What the exercise asks:
Copy each line that has the string "Methode" somewhere in it.

Dataset rows:
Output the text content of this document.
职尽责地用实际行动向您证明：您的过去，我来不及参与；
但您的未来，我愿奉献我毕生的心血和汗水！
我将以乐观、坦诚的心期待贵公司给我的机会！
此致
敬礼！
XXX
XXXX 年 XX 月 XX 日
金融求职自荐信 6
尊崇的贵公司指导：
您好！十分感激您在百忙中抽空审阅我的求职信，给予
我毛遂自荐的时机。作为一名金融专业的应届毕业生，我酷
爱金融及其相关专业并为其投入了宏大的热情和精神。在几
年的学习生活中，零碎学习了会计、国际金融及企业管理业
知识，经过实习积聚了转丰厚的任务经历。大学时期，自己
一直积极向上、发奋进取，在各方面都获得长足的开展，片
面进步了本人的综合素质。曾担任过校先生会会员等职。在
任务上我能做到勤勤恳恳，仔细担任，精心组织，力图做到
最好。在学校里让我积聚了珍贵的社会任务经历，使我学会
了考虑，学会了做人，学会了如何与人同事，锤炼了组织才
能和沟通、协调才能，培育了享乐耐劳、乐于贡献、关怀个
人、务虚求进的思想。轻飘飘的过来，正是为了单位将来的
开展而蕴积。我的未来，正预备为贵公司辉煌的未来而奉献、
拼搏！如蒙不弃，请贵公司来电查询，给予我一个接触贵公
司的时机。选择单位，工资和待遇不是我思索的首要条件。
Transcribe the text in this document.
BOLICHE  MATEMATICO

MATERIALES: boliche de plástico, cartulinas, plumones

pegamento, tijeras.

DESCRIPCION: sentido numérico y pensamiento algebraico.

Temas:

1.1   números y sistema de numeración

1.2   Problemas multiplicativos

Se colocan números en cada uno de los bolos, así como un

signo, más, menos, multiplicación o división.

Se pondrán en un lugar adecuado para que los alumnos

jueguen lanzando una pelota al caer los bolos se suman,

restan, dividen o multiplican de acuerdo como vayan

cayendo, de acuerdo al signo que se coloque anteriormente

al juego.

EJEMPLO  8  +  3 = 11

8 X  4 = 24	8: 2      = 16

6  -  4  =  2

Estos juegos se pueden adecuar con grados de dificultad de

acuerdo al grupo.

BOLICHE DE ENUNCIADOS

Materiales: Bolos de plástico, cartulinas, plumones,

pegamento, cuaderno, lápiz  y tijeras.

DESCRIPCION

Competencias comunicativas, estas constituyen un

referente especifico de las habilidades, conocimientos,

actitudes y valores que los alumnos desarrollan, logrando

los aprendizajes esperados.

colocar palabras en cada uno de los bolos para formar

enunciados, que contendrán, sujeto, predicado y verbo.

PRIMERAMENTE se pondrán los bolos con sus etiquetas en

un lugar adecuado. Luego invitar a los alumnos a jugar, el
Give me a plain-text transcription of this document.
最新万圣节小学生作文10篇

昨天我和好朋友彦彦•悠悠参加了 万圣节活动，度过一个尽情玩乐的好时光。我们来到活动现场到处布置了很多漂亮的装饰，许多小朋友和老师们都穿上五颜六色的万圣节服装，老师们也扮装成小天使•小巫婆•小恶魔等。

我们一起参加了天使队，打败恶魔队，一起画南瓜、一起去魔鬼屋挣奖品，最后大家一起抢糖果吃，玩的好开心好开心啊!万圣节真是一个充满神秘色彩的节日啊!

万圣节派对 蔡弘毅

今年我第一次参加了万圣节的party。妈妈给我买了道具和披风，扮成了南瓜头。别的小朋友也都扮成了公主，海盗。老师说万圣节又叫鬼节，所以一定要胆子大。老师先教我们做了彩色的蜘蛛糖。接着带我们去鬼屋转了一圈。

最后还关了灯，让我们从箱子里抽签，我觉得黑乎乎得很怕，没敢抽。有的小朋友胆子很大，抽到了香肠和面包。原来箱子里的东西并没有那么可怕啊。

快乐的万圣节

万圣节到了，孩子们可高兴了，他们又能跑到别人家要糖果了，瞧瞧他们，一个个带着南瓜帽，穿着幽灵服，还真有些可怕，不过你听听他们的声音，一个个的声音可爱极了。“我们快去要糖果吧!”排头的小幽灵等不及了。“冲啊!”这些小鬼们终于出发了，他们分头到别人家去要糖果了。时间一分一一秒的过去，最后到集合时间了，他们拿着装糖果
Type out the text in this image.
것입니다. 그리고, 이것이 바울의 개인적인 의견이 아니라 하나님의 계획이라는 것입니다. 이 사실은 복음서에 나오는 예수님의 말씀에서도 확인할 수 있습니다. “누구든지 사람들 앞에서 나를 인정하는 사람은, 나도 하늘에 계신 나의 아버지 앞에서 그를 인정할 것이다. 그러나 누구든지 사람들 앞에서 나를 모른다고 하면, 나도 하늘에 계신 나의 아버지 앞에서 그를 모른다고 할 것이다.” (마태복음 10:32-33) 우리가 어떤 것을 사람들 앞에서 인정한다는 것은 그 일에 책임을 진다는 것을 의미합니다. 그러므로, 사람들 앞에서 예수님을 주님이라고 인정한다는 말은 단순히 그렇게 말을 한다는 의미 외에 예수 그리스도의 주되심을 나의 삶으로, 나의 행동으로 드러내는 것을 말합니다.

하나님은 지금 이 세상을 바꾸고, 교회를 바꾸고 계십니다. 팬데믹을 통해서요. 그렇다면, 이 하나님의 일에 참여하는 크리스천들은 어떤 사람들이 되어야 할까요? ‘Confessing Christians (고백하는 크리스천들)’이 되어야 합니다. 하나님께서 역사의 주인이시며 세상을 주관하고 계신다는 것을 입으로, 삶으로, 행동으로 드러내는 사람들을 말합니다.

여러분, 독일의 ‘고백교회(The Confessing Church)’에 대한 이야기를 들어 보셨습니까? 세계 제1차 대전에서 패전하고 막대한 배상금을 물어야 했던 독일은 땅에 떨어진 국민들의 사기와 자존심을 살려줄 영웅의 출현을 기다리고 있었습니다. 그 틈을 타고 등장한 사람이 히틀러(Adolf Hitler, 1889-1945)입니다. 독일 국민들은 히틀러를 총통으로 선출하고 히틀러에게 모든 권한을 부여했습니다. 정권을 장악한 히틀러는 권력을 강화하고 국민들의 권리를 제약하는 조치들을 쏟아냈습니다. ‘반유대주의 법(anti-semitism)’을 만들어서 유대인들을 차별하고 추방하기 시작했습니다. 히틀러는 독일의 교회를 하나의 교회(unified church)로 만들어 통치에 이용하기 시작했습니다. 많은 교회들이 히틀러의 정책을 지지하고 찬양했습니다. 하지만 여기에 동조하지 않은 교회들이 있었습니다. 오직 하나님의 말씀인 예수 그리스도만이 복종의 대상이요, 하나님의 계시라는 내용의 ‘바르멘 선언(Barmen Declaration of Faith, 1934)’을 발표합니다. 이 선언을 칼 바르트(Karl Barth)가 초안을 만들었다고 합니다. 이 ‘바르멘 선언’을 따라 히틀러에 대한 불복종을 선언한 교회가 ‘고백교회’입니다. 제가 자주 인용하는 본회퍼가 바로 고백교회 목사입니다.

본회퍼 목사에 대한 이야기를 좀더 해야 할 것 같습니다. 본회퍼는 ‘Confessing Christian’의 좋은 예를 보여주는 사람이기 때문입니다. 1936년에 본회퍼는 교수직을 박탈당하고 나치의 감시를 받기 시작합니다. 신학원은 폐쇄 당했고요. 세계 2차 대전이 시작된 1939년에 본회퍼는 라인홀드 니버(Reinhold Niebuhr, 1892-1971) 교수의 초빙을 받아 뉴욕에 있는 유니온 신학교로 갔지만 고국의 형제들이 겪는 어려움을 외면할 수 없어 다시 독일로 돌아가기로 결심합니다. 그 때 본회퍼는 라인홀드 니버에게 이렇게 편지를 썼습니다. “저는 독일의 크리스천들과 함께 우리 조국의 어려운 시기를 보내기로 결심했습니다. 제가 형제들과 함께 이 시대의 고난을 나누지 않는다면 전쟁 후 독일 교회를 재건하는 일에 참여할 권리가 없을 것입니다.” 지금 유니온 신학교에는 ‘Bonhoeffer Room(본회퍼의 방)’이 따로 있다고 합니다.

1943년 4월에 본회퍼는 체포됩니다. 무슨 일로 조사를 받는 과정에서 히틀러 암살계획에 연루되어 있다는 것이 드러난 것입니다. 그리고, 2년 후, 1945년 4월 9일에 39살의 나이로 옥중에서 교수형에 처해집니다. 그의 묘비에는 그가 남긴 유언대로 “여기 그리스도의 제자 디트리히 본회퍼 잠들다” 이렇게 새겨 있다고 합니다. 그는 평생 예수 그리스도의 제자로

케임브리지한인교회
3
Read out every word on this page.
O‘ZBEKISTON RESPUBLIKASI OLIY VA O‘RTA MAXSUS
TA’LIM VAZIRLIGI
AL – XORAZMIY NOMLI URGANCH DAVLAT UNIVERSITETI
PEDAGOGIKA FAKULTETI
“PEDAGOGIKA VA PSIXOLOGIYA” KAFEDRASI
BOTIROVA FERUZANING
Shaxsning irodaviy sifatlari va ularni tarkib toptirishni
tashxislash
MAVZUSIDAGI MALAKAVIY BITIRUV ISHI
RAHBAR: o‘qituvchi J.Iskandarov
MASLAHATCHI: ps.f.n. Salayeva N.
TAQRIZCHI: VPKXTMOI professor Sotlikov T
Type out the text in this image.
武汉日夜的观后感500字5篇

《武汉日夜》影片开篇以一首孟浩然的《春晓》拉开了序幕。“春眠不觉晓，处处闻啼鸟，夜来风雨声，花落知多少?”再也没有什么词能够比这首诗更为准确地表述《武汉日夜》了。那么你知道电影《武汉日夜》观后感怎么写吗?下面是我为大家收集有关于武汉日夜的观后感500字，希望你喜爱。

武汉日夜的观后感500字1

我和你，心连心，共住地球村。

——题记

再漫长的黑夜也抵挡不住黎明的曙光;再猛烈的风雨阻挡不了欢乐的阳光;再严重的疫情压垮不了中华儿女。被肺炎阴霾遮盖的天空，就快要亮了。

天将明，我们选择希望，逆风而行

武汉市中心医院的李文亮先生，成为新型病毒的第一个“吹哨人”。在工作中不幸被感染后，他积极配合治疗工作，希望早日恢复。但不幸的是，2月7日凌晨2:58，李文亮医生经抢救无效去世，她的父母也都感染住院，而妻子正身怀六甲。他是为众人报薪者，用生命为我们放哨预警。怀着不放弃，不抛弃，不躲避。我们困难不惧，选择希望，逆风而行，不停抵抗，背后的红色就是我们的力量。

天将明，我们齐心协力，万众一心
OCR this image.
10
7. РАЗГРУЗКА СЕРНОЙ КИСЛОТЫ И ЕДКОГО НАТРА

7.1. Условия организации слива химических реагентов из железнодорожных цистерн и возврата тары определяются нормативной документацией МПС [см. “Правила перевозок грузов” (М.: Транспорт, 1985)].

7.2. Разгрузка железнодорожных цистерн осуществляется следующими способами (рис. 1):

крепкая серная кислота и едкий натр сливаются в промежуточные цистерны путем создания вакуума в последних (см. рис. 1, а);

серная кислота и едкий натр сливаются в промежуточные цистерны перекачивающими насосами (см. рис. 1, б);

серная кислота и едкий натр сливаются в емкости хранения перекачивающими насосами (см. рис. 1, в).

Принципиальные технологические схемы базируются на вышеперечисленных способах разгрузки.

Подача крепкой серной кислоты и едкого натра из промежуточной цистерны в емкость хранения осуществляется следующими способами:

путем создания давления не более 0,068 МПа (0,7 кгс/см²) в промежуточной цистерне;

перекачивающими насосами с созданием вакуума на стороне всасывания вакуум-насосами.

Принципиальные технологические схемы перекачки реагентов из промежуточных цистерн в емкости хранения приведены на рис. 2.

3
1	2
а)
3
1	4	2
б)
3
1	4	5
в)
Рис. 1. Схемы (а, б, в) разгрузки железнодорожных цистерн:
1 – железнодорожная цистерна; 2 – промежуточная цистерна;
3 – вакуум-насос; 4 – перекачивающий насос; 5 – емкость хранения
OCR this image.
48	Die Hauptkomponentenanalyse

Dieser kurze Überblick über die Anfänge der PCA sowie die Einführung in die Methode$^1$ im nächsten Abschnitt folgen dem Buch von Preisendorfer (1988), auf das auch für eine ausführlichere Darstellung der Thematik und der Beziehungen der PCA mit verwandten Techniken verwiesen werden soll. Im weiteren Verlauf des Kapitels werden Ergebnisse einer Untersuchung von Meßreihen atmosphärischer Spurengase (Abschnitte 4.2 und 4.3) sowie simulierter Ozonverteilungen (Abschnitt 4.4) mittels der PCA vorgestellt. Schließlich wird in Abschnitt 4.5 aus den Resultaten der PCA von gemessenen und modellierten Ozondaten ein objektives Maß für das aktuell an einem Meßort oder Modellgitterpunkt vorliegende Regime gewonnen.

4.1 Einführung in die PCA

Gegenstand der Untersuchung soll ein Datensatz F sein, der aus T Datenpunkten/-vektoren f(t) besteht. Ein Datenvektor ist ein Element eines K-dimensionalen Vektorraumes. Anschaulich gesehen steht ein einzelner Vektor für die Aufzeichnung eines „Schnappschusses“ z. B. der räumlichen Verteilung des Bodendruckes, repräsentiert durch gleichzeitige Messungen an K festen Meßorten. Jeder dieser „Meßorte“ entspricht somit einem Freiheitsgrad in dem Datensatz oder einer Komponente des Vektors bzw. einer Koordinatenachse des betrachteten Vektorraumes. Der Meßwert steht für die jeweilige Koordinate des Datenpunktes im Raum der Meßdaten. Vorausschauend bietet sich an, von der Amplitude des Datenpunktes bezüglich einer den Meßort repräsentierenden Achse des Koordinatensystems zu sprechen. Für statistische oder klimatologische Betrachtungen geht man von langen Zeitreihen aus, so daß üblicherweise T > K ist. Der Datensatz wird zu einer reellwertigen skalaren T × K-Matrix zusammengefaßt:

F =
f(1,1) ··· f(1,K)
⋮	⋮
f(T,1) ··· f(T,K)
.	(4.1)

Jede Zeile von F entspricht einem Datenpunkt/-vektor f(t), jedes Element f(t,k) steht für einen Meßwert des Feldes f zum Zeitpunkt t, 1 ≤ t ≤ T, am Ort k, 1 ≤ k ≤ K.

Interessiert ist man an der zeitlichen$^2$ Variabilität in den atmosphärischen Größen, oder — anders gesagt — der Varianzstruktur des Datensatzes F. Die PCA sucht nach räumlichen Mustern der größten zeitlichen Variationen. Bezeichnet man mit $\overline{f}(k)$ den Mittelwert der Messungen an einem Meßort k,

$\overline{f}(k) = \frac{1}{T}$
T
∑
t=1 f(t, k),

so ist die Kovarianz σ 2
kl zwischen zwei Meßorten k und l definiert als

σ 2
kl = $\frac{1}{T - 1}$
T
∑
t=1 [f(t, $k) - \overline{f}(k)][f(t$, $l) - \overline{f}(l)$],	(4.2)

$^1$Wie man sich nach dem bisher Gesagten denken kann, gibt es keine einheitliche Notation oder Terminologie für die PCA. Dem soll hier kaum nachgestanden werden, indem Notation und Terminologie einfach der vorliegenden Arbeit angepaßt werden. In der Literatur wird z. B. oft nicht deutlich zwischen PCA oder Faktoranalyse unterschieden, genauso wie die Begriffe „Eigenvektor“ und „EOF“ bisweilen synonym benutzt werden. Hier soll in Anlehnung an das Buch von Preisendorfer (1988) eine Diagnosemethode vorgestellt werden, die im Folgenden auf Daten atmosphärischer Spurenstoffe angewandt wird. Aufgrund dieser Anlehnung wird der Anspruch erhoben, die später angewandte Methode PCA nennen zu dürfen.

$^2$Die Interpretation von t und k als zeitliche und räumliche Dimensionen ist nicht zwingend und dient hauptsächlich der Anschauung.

Full output:
Dieser kurze Überblick über die Anfänge der PCA sowie die Einführung in die Methode$^1$ im nächsten Abschnitt folgen dem Buch von Preisendorfer (1988), auf das auch für eine ausführlichere Darstellung der Thematik und der Beziehungen der PCA mit verwandten Techniken verwiesen werden soll. Im weiteren Verlauf des Kapitels werden Ergebnisse einer Untersuchung von Meßreihen atmosphärischer Spurengase (Abschnitte 4.2 und 4.3) sowie simulierter Ozonverteilungen (Abschnitt 4.4) mittels der PCA vorgestellt. Schließlich wird in Abschnitt 4.5 aus den Resultaten der PCA von gemessenen und modellierten Ozondaten ein objektives Maß für das aktuell an einem Meßort oder Modellgitterpunkt vorliegende Regime gewonnen.
$^1$Wie man sich nach dem bisher Gesagten denken kann, gibt es keine einheitliche Notation oder Terminologie für die PCA. Dem soll hier kaum nachgestanden werden, indem Notation und Terminologie einfach der vorliegenden Arbeit angepaßt werden. In der Literatur wird z. B. oft nicht deutlich zwischen PCA oder Faktoranalyse unterschieden, genauso wie die Begriffe „Eigenvektor“ und „EOF“ bisweilen synonym benutzt werden. Hier soll in Anlehnung an das Buch von Preisendorfer (1988) eine Diagnosemethode vorgestellt werden, die im Folgenden auf Daten atmosphärischer Spurenstoffe angewandt wird. Aufgrund dieser Anlehnung wird der Anspruch erhoben, die später angewandte Methode PCA nennen zu dürfen.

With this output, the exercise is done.